PROVIDED RECORDS:
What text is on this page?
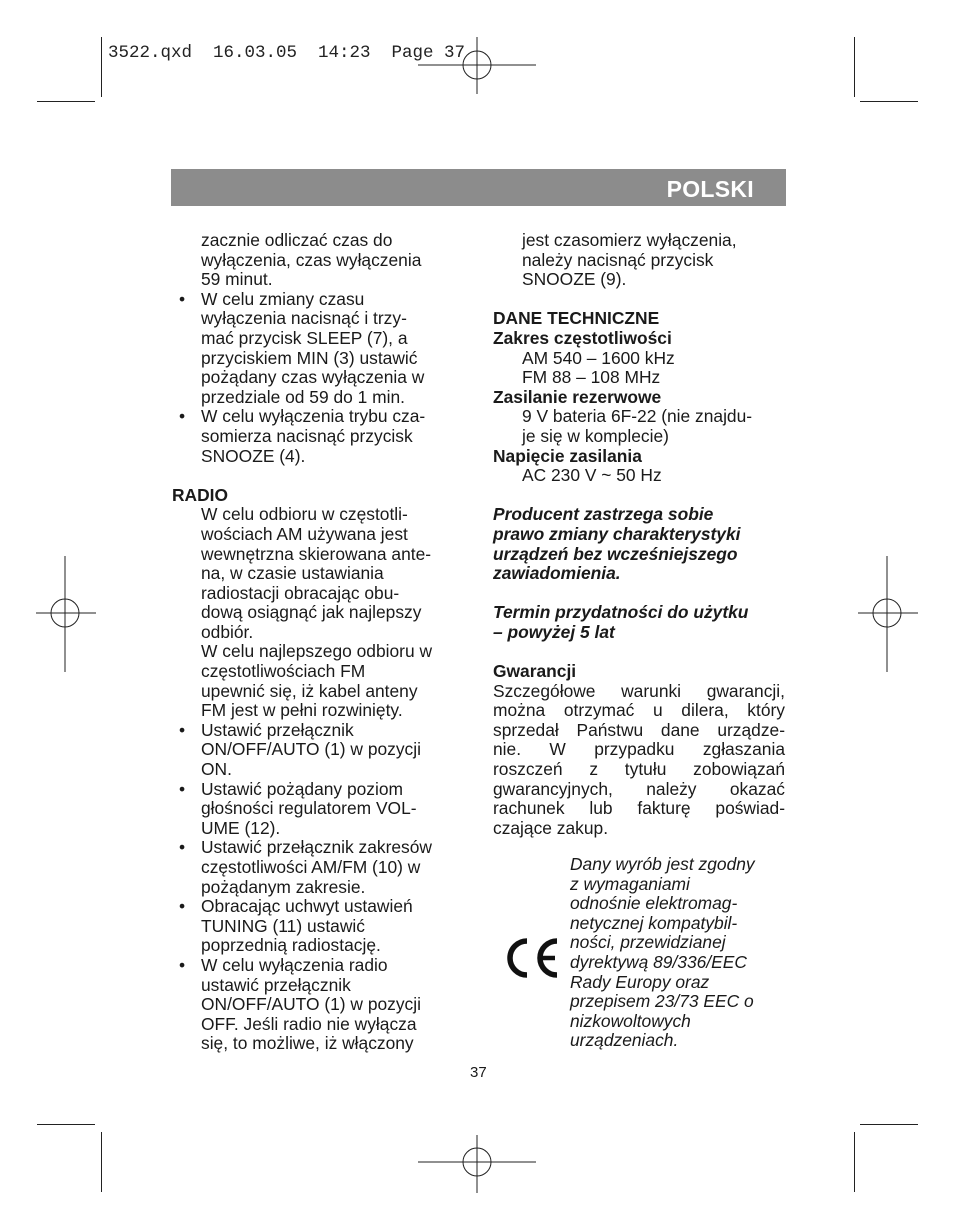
3522.qxd  16.03.05  14:23  Page 37
POLSKI

zacznie odliczać czas do

wyłączenia, czas wyłączenia

59 minut.

• W celu zmiany czasu

wyłączenia nacisnąć i trzy-

mać przycisk SLEEP (7), a

przyciskiem MIN (3) ustawić

pożądany czas wyłączenia w

przedziale od 59 do 1 min.

• W celu wyłączenia trybu cza-

somierza nacisnąć przycisk

SNOOZE (4).

RADIO

W celu odbioru w częstotli-

wościach AM używana jest

wewnętrzna skierowana ante-

na, w czasie ustawiania

radiostacji obracając obu-

dową osiągnąć jak najlepszy

odbiór.

W celu najlepszego odbioru w

częstotliwościach FM

upewnić się, iż kabel anteny

FM jest w pełni rozwinięty.

• Ustawić przełącznik

ON/OFF/AUTO (1) w pozycji

ON.

• Ustawić pożądany poziom

głośności regulatorem VOL-

UME (12).

• Ustawić przełącznik zakresów

częstotliwości AM/FM (10) w

pożądanym zakresie.

• Obracając uchwyt ustawień

TUNING (11) ustawić

poprzednią radiostację.

• W celu wyłączenia radio

ustawić przełącznik

ON/OFF/AUTO (1) w pozycji

OFF. Jeśli radio nie wyłącza

się, to możliwe, iż włączony

jest czasomierz wyłączenia,

należy nacisnąć przycisk

SNOOZE (9).

DANE TECHNICZNE

Zakres częstotliwości

AM 540 – 1600 kHz

FM 88 – 108 MHz

Zasilanie rezerwowe

9 V bateria 6F-22 (nie znajdu-

je się w komplecie)

Napięcie zasilania

AC 230 V ~ 50 Hz

Producent zastrzega sobie

prawo zmiany charakterystyki

urządzeń bez wcześniejszego

zawiadomienia.

Termin przydatności do użytku

– powyżej 5 lat

Gwarancji

Szczegółowe warunki gwarancji,

można otrzymać u dilera, który

sprzedał Państwu dane urządze-

nie. W przypadku zgłaszania

roszczeń z tytułu zobowiązań

gwarancyjnych, należy okazać

rachunek lub fakturę poświad-

czające zakup.

Dany wyrób jest zgodny

z wymaganiami

odnośnie elektromag-

netycznej kompatybil-

ności, przewidzianej

dyrektywą 89/336/EEC

Rady Europy oraz

przepisem 23/73 EEC o

nizkowoltowych

urządzeniach.

37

WHAT THIS TASK INVOLVES:
Pick out, from the lines above, every one that contains the string "należy".

EXERCISE OUTPUT:
należy nacisnąć przycisk
gwarancyjnych, należy okazać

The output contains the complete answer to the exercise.